PROBLEM STATEMENT - Without the pictures, print each of the records below exactly as it appears.

Stored data:
::::::
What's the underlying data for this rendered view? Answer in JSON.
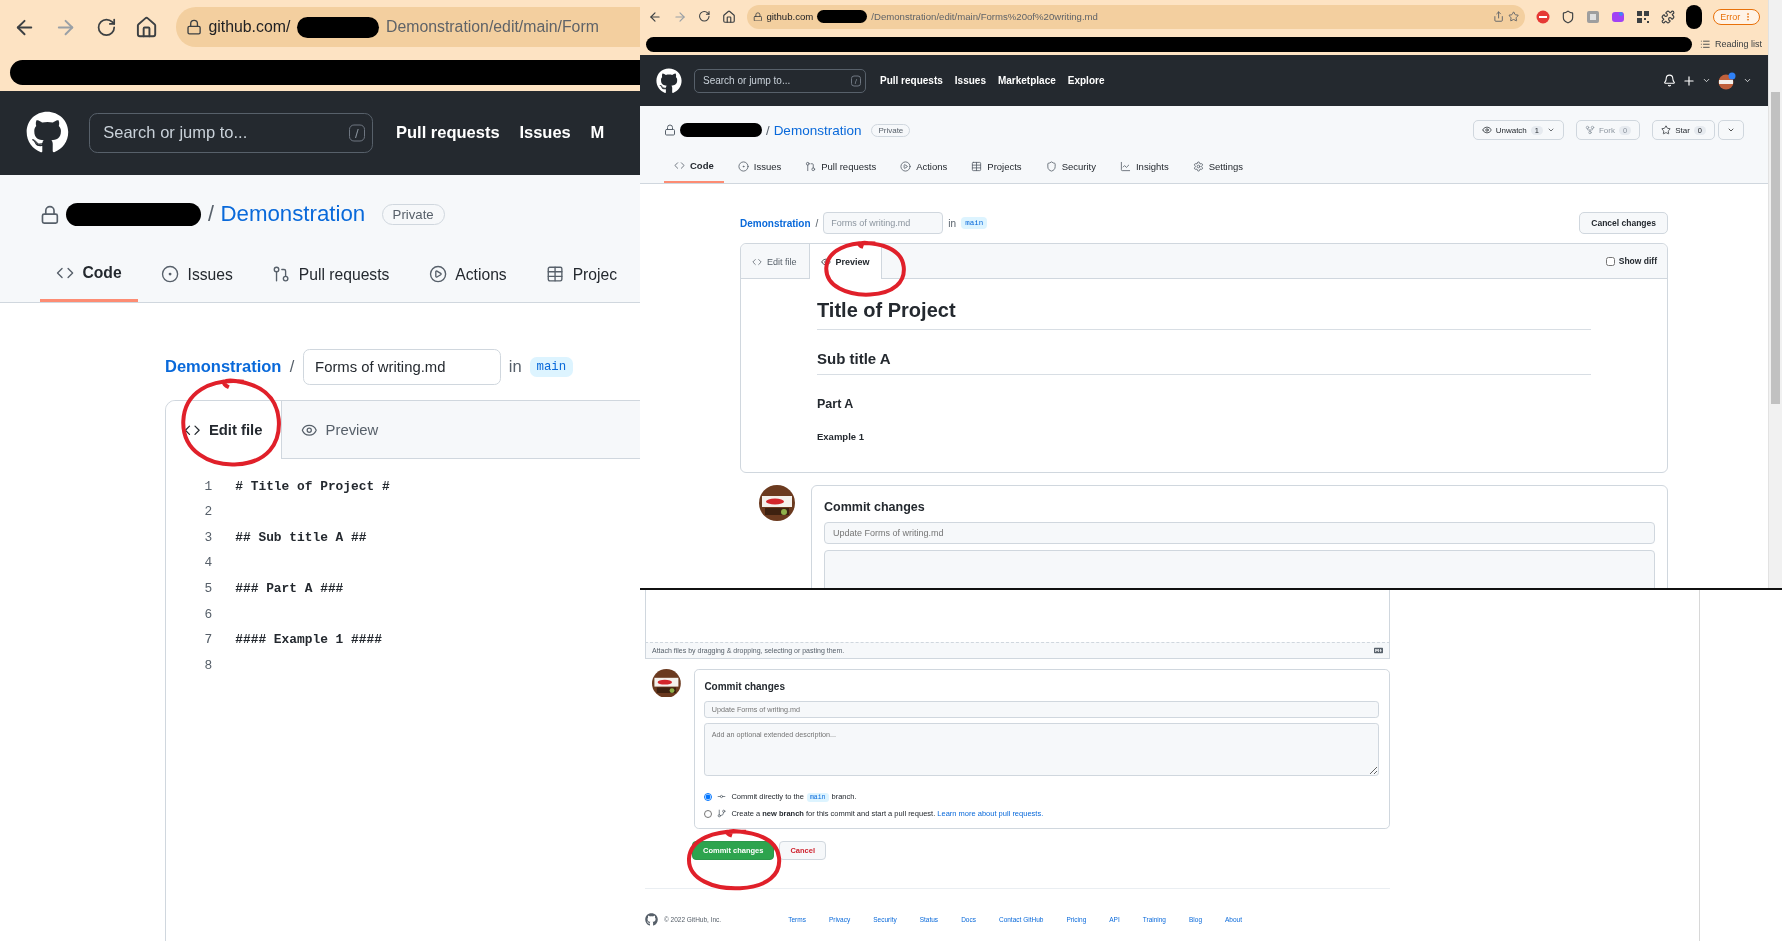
{
  "left_view": {
    "browser": {
      "url_host": "github.com/",
      "url_path": "Demonstration/edit/main/Form"
    },
    "header": {
      "search_placeholder": "Search or jump to...",
      "search_key": "/",
      "nav": [
        "Pull requests",
        "Issues",
        "M"
      ]
    },
    "repo": {
      "separator": "/",
      "name": "Demonstration",
      "visibility": "Private"
    },
    "tabs": [
      {
        "kind": "code",
        "label": "Code",
        "selected": true
      },
      {
        "kind": "issues",
        "label": "Issues",
        "selected": false
      },
      {
        "kind": "pulls",
        "label": "Pull requests",
        "selected": false
      },
      {
        "kind": "actions",
        "label": "Actions",
        "selected": false
      },
      {
        "kind": "projects",
        "label": "Projec",
        "selected": false
      }
    ],
    "breadcrumb": {
      "repo": "Demonstration",
      "separator": "/",
      "filename": "Forms of writing.md",
      "in": "in",
      "branch": "main"
    },
    "editor_tabs": [
      {
        "kind": "edit",
        "label": "Edit file",
        "selected": true
      },
      {
        "kind": "preview",
        "label": "Preview",
        "selected": false
      }
    ],
    "code_lines": [
      {
        "number": "1",
        "text": "# Title of Project #"
      },
      {
        "number": "2"
      },
      {
        "number": "3",
        "text": "## Sub title A ##"
      },
      {
        "number": "4"
      },
      {
        "number": "5",
        "text": "### Part A ###"
      },
      {
        "number": "6"
      },
      {
        "number": "7",
        "text": "#### Example 1 ####"
      },
      {
        "number": "8"
      }
    ]
  },
  "top_right_view": {
    "browser": {
      "url_host": "github.com",
      "url_path": "/Demonstration/edit/main/Forms%20of%20writing.md",
      "status": "Error",
      "bookmark": "Reading list"
    },
    "header": {
      "search_placeholder": "Search or jump to...",
      "search_key": "/",
      "nav": [
        "Pull requests",
        "Issues",
        "Marketplace",
        "Explore"
      ]
    },
    "repo": {
      "separator": "/",
      "name": "Demonstration",
      "visibility": "Private",
      "actions": [
        {
          "kind": "watch",
          "label": "Unwatch",
          "count": "1",
          "disabled": false
        },
        {
          "kind": "fork",
          "label": "Fork",
          "count": "0",
          "disabled": true
        },
        {
          "kind": "star",
          "label": "Star",
          "count": "0",
          "disabled": false
        }
      ]
    },
    "tabs": [
      {
        "kind": "code",
        "label": "Code",
        "selected": true
      },
      {
        "kind": "issues",
        "label": "Issues",
        "selected": false
      },
      {
        "kind": "pulls",
        "label": "Pull requests",
        "selected": false
      },
      {
        "kind": "actions",
        "label": "Actions",
        "selected": false
      },
      {
        "kind": "projects",
        "label": "Projects",
        "selected": false
      },
      {
        "kind": "security",
        "label": "Security",
        "selected": false
      },
      {
        "kind": "insights",
        "label": "Insights",
        "selected": false
      },
      {
        "kind": "settings",
        "label": "Settings",
        "selected": false
      }
    ],
    "breadcrumb": {
      "repo": "Demonstration",
      "separator": "/",
      "filename": "Forms of writing.md",
      "in": "in",
      "branch": "main",
      "cancel": "Cancel changes"
    },
    "editor_tabs": [
      {
        "kind": "edit",
        "label": "Edit file",
        "selected": false
      },
      {
        "kind": "preview",
        "label": "Preview",
        "selected": true
      }
    ],
    "show_diff": {
      "label": "Show diff",
      "checked": false
    },
    "preview": [
      {
        "kind": "h1",
        "text": "Title of Project"
      },
      {
        "kind": "h2",
        "text": "Sub title A"
      },
      {
        "kind": "h3",
        "text": "Part A"
      },
      {
        "kind": "h4",
        "text": "Example 1"
      }
    ],
    "commit": {
      "title": "Commit changes",
      "summary_placeholder": "Update Forms of writing.md"
    }
  },
  "bottom_right_view": {
    "attach_hint": "Attach files by dragging & dropping, selecting or pasting them.",
    "commit": {
      "title": "Commit changes",
      "summary_placeholder": "Update Forms of writing.md",
      "description_placeholder": "Add an optional extended description..."
    },
    "options": [
      {
        "kind": "direct",
        "text_before": "Commit directly to the",
        "branch": "main",
        "text_after": "branch.",
        "selected": true
      },
      {
        "kind": "new_branch",
        "text": "Create a **new branch** for this commit and start a pull request.",
        "link": "Learn more about pull requests.",
        "selected": false
      }
    ],
    "buttons": [
      {
        "kind": "primary",
        "label": "Commit changes"
      },
      {
        "kind": "danger",
        "label": "Cancel"
      }
    ],
    "footer": {
      "copyright": "© 2022 GitHub, Inc.",
      "links": [
        "Terms",
        "Privacy",
        "Security",
        "Status",
        "Docs",
        "Contact GitHub",
        "Pricing",
        "API",
        "Training",
        "Blog",
        "About"
      ]
    }
  }
}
::::::
OUTPUT OF THE TASK -
What's the underlying data for this rendered view? Answer in JSON.
{
  "left_view": {
    "browser": {
      "url_host": "github.com/",
      "url_path": "Demonstration/edit/main/Form"
    },
    "header": {
      "search_placeholder": "Search or jump to...",
      "search_key": "/",
      "nav": [
        "Pull requests",
        "Issues",
        "M"
      ]
    },
    "repo": {
      "separator": "/",
      "name": "Demonstration",
      "visibility": "Private"
    },
    "tabs": [
      {
        "kind": "code",
        "label": "Code",
        "selected": true
      },
      {
        "kind": "issues",
        "label": "Issues",
        "selected": false
      },
      {
        "kind": "pulls",
        "label": "Pull requests",
        "selected": false
      },
      {
        "kind": "actions",
        "label": "Actions",
        "selected": false
      },
      {
        "kind": "projects",
        "label": "Projec",
        "selected": false
      }
    ],
    "breadcrumb": {
      "repo": "Demonstration",
      "separator": "/",
      "filename": "Forms of writing.md",
      "in": "in",
      "branch": "main"
    },
    "editor_tabs": [
      {
        "kind": "edit",
        "label": "Edit file",
        "selected": true
      },
      {
        "kind": "preview",
        "label": "Preview",
        "selected": false
      }
    ],
    "code_lines": [
      {
        "number": "1",
        "text": "# Title of Project #"
      },
      {
        "number": "2"
      },
      {
        "number": "3",
        "text": "## Sub title A ##"
      },
      {
        "number": "4"
      },
      {
        "number": "5",
        "text": "### Part A ###"
      },
      {
        "number": "6"
      },
      {
        "number": "7",
        "text": "#### Example 1 ####"
      },
      {
        "number": "8"
      }
    ]
  },
  "top_right_view": {
    "browser": {
      "url_host": "github.com",
      "url_path": "/Demonstration/edit/main/Forms%20of%20writing.md",
      "status": "Error",
      "bookmark": "Reading list"
    },
    "header": {
      "search_placeholder": "Search or jump to...",
      "search_key": "/",
      "nav": [
        "Pull requests",
        "Issues",
        "Marketplace",
        "Explore"
      ]
    },
    "repo": {
      "separator": "/",
      "name": "Demonstration",
      "visibility": "Private",
      "actions": [
        {
          "kind": "watch",
          "label": "Unwatch",
          "count": "1",
          "disabled": false
        },
        {
          "kind": "fork",
          "label": "Fork",
          "count": "0",
          "disabled": true
        },
        {
          "kind": "star",
          "label": "Star",
          "count": "0",
          "disabled": false
        }
      ]
    },
    "tabs": [
      {
        "kind": "code",
        "label": "Code",
        "selected": true
      },
      {
        "kind": "issues",
        "label": "Issues",
        "selected": false
      },
      {
        "kind": "pulls",
        "label": "Pull requests",
        "selected": false
      },
      {
        "kind": "actions",
        "label": "Actions",
        "selected": false
      },
      {
        "kind": "projects",
        "label": "Projects",
        "selected": false
      },
      {
        "kind": "security",
        "label": "Security",
        "selected": false
      },
      {
        "kind": "insights",
        "label": "Insights",
        "selected": false
      },
      {
        "kind": "settings",
        "label": "Settings",
        "selected": false
      }
    ],
    "breadcrumb": {
      "repo": "Demonstration",
      "separator": "/",
      "filename": "Forms of writing.md",
      "in": "in",
      "branch": "main",
      "cancel": "Cancel changes"
    },
    "editor_tabs": [
      {
        "kind": "edit",
        "label": "Edit file",
        "selected": false
      },
      {
        "kind": "preview",
        "label": "Preview",
        "selected": true
      }
    ],
    "show_diff": {
      "label": "Show diff",
      "checked": false
    },
    "preview": [
      {
        "kind": "h1",
        "text": "Title of Project"
      },
      {
        "kind": "h2",
        "text": "Sub title A"
      },
      {
        "kind": "h3",
        "text": "Part A"
      },
      {
        "kind": "h4",
        "text": "Example 1"
      }
    ],
    "commit": {
      "title": "Commit changes",
      "summary_placeholder": "Update Forms of writing.md"
    }
  },
  "bottom_right_view": {
    "attach_hint": "Attach files by dragging & dropping, selecting or pasting them.",
    "commit": {
      "title": "Commit changes",
      "summary_placeholder": "Update Forms of writing.md",
      "description_placeholder": "Add an optional extended description..."
    },
    "options": [
      {
        "kind": "direct",
        "text_before": "Commit directly to the",
        "branch": "main",
        "text_after": "branch.",
        "selected": true
      },
      {
        "kind": "new_branch",
        "text": "Create a **new branch** for this commit and start a pull request.",
        "link": "Learn more about pull requests.",
        "selected": false
      }
    ],
    "buttons": [
      {
        "kind": "primary",
        "label": "Commit changes"
      },
      {
        "kind": "danger",
        "label": "Cancel"
      }
    ],
    "footer": {
      "copyright": "© 2022 GitHub, Inc.",
      "links": [
        "Terms",
        "Privacy",
        "Security",
        "Status",
        "Docs",
        "Contact GitHub",
        "Pricing",
        "API",
        "Training",
        "Blog",
        "About"
      ]
    }
  }
}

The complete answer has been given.